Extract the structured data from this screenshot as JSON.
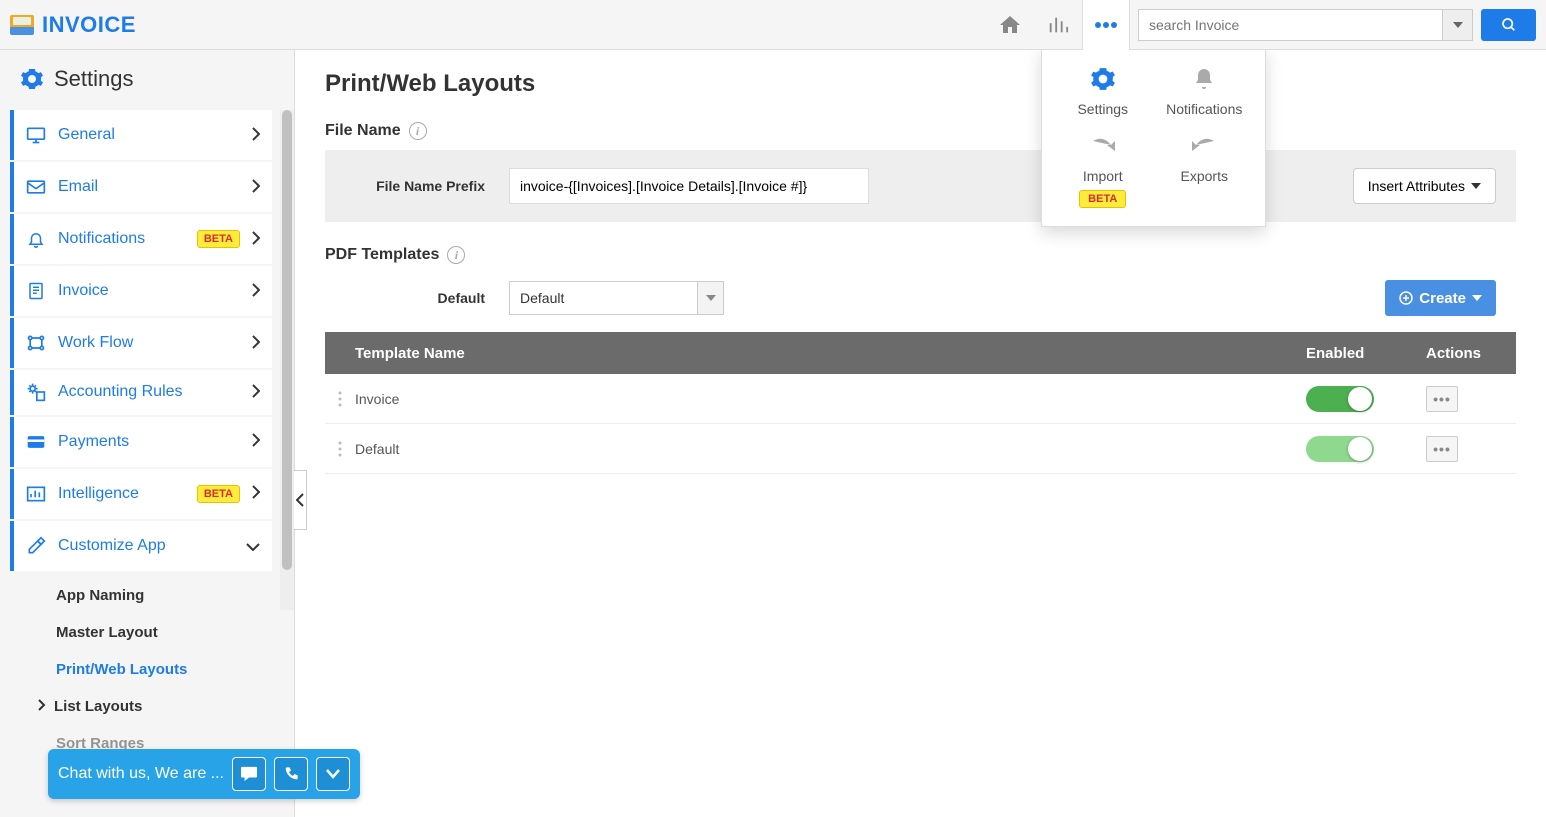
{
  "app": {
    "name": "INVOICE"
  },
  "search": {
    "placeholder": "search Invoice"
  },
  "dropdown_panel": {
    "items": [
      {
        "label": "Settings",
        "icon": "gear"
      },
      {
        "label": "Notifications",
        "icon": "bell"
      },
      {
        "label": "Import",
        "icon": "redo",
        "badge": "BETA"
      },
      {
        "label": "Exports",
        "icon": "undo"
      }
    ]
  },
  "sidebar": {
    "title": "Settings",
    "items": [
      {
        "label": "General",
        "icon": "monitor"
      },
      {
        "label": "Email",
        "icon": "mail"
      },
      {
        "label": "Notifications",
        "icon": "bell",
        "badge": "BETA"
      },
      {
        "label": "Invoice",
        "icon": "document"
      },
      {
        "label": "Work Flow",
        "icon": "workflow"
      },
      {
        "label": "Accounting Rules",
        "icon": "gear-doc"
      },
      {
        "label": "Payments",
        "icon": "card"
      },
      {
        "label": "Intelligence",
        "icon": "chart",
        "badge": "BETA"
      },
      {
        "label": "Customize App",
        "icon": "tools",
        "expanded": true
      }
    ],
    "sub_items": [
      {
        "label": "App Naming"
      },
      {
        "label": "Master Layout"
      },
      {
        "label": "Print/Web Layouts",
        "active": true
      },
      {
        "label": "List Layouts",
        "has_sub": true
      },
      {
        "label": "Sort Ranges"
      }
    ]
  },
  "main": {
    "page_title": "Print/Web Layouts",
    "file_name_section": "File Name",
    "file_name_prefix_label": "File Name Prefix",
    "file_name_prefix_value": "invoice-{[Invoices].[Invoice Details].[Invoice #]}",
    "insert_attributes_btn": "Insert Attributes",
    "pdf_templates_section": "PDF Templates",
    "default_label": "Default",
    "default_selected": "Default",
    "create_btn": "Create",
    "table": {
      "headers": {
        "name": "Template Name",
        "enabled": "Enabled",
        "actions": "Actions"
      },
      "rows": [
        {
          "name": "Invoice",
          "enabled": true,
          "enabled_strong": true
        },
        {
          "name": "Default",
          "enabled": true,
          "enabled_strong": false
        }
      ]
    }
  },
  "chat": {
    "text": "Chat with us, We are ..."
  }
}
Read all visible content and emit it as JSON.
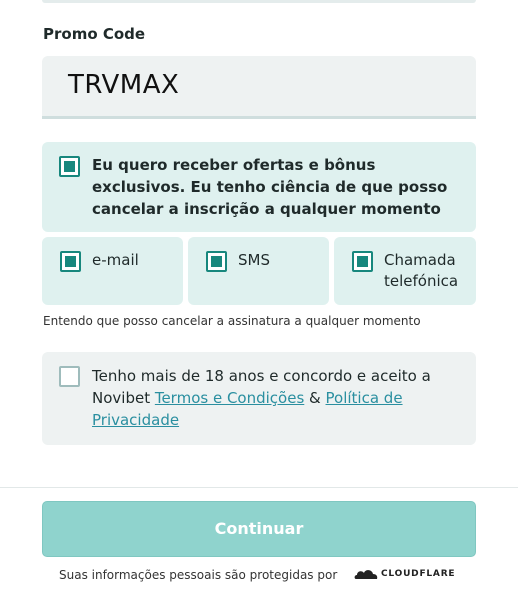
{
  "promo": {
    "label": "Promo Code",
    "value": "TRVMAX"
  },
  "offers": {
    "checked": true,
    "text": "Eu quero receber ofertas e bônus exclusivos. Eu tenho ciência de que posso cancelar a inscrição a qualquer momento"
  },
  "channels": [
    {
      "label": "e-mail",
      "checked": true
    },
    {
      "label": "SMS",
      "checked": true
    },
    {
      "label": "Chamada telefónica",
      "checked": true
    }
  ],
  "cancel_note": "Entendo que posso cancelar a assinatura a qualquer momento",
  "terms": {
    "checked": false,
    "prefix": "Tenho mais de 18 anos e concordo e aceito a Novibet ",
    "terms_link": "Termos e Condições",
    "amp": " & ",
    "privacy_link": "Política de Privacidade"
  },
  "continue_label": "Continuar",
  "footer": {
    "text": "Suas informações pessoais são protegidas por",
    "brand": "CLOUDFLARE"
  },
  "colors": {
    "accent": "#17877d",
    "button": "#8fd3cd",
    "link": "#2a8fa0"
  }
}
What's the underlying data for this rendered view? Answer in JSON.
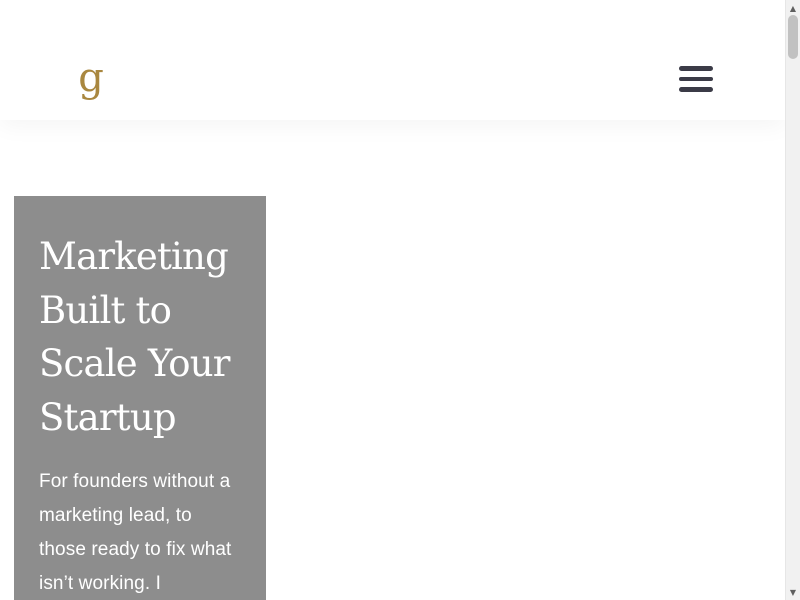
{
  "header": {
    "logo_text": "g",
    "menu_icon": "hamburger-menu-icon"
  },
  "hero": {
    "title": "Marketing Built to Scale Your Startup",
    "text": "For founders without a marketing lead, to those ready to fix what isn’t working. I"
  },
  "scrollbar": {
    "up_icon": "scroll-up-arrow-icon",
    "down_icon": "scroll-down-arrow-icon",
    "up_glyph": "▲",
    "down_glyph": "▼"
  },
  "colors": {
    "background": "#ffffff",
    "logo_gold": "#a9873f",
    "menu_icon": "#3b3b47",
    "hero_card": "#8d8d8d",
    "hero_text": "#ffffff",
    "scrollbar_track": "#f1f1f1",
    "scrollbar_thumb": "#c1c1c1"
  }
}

####

What you are asked to do: Give the number of lines that carry the word "this", with nothing added.

The answer: 2